- [CHALLENGE] Reproduce each of the rows below, character for character.

(Boxed element entries)
╭──

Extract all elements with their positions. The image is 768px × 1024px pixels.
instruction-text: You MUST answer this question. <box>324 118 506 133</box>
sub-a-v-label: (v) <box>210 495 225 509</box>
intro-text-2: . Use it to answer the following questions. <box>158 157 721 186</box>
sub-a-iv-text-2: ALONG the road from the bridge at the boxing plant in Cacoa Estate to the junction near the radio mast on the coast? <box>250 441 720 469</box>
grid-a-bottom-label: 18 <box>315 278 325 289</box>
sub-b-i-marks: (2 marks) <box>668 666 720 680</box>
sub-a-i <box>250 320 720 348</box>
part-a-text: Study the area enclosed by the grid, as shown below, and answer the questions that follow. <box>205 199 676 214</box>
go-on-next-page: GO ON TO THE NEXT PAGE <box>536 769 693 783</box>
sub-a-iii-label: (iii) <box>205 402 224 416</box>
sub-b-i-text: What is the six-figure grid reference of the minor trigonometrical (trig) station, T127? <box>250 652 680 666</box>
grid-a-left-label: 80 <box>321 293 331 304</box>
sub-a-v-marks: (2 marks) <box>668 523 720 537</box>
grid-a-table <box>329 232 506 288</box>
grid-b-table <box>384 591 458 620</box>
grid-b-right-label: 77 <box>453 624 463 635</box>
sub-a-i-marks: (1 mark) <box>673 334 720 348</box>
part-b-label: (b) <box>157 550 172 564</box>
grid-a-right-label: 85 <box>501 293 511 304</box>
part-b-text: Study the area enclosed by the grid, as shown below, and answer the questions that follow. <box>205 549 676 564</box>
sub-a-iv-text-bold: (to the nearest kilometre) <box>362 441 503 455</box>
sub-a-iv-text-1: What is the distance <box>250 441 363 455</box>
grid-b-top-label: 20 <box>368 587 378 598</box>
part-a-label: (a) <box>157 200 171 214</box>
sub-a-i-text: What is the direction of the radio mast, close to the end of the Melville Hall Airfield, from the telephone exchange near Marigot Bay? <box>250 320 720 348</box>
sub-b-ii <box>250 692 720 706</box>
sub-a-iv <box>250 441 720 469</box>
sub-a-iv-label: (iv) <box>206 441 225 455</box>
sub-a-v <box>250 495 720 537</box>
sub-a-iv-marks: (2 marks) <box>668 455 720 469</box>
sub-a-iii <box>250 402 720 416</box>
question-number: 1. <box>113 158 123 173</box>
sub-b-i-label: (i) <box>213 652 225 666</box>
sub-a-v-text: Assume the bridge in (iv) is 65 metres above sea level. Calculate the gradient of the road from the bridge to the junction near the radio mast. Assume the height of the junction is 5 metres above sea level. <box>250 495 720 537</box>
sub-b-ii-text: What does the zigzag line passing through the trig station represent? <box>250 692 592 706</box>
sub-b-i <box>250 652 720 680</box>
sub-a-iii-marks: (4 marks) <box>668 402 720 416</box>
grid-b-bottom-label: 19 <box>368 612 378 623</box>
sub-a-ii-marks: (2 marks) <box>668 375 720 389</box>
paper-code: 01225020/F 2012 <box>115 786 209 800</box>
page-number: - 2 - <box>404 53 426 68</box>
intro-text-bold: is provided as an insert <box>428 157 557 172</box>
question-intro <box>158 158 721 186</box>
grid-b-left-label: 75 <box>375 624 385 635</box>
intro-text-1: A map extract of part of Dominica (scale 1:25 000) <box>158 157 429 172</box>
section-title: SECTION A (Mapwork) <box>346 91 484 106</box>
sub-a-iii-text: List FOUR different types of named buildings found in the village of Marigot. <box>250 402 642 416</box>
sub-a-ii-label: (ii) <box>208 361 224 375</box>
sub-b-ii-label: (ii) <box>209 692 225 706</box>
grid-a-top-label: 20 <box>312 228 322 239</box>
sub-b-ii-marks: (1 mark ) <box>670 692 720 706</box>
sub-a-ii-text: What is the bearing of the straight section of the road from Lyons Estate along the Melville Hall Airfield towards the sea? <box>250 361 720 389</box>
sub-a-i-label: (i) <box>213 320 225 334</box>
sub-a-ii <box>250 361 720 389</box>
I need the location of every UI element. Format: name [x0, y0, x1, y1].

╰──

- [SOLVED EXERCISE]
Extract all elements with their positions. The image is 768px × 1024px pixels.
instruction-text: You MUST answer this question. <box>324 118 506 133</box>
sub-a-v-label: (v) <box>210 495 225 509</box>
intro-text-2: . Use it to answer the following questions. <box>158 157 721 186</box>
sub-a-iv-text-2: ALONG the road from the bridge at the boxing plant in Cacoa Estate to the junction near the radio mast on the coast? <box>250 441 720 469</box>
grid-a-bottom-label: 18 <box>315 278 325 289</box>
sub-b-i-marks: (2 marks) <box>668 666 720 680</box>
sub-a-i <box>250 320 720 348</box>
part-a-text: Study the area enclosed by the grid, as shown below, and answer the questions that follow. <box>205 199 676 214</box>
go-on-next-page: GO ON TO THE NEXT PAGE <box>536 769 693 783</box>
sub-a-iii-label: (iii) <box>205 402 224 416</box>
sub-b-i-text: What is the six-figure grid reference of the minor trigonometrical (trig) station, T127? <box>250 652 680 666</box>
grid-a-left-label: 80 <box>321 293 331 304</box>
sub-a-v-marks: (2 marks) <box>668 523 720 537</box>
grid-a-table <box>329 232 506 288</box>
grid-b-table <box>384 591 458 620</box>
grid-b-right-label: 77 <box>453 624 463 635</box>
sub-a-i-marks: (1 mark) <box>673 334 720 348</box>
part-b-label: (b) <box>157 550 172 564</box>
grid-a-right-label: 85 <box>501 293 511 304</box>
part-b-text: Study the area enclosed by the grid, as shown below, and answer the questions that follow. <box>205 549 676 564</box>
sub-a-iv-text-bold: (to the nearest kilometre) <box>362 441 503 455</box>
sub-a-iv-text-1: What is the distance <box>250 441 363 455</box>
grid-b-top-label: 20 <box>368 587 378 598</box>
part-a-label: (a) <box>157 200 171 214</box>
sub-a-i-text: What is the direction of the radio mast, close to the end of the Melville Hall Airfield, from the telephone exchange near Marigot Bay? <box>250 320 720 348</box>
sub-b-ii <box>250 692 720 706</box>
sub-a-iv <box>250 441 720 469</box>
sub-a-iv-label: (iv) <box>206 441 225 455</box>
sub-a-v <box>250 495 720 537</box>
sub-a-iv-marks: (2 marks) <box>668 455 720 469</box>
sub-a-iii <box>250 402 720 416</box>
question-number: 1. <box>113 158 123 173</box>
sub-b-i-label: (i) <box>213 652 225 666</box>
sub-a-v-text: Assume the bridge in (iv) is 65 metres above sea level. Calculate the gradient of the road from the bridge to the junction near the radio mast. Assume the height of the junction is 5 metres above sea level. <box>250 495 720 537</box>
sub-b-ii-text: What does the zigzag line passing through the trig station represent? <box>250 692 592 706</box>
sub-b-i <box>250 652 720 680</box>
sub-a-iii-marks: (4 marks) <box>668 402 720 416</box>
grid-b-bottom-label: 19 <box>368 612 378 623</box>
sub-a-ii-marks: (2 marks) <box>668 375 720 389</box>
paper-code: 01225020/F 2012 <box>115 786 209 800</box>
page-number: - 2 - <box>404 53 426 68</box>
intro-text-bold: is provided as an insert <box>428 157 557 172</box>
question-intro <box>158 158 721 186</box>
grid-b-left-label: 75 <box>375 624 385 635</box>
intro-text-1: A map extract of part of Dominica (scale 1:25 000) <box>158 157 429 172</box>
section-title: SECTION A (Mapwork) <box>346 91 484 106</box>
sub-a-iii-text: List FOUR different types of named buildings found in the village of Marigot. <box>250 402 642 416</box>
sub-a-ii-label: (ii) <box>208 361 224 375</box>
sub-b-ii-label: (ii) <box>209 692 225 706</box>
grid-a-top-label: 20 <box>312 228 322 239</box>
sub-b-ii-marks: (1 mark ) <box>670 692 720 706</box>
sub-a-ii-text: What is the bearing of the straight section of the road from Lyons Estate along the Melville Hall Airfield towards the sea? <box>250 361 720 389</box>
sub-a-i-label: (i) <box>213 320 225 334</box>
sub-a-ii <box>250 361 720 389</box>
I need the location of every UI element. Format: name [x0, y0, x1, y1].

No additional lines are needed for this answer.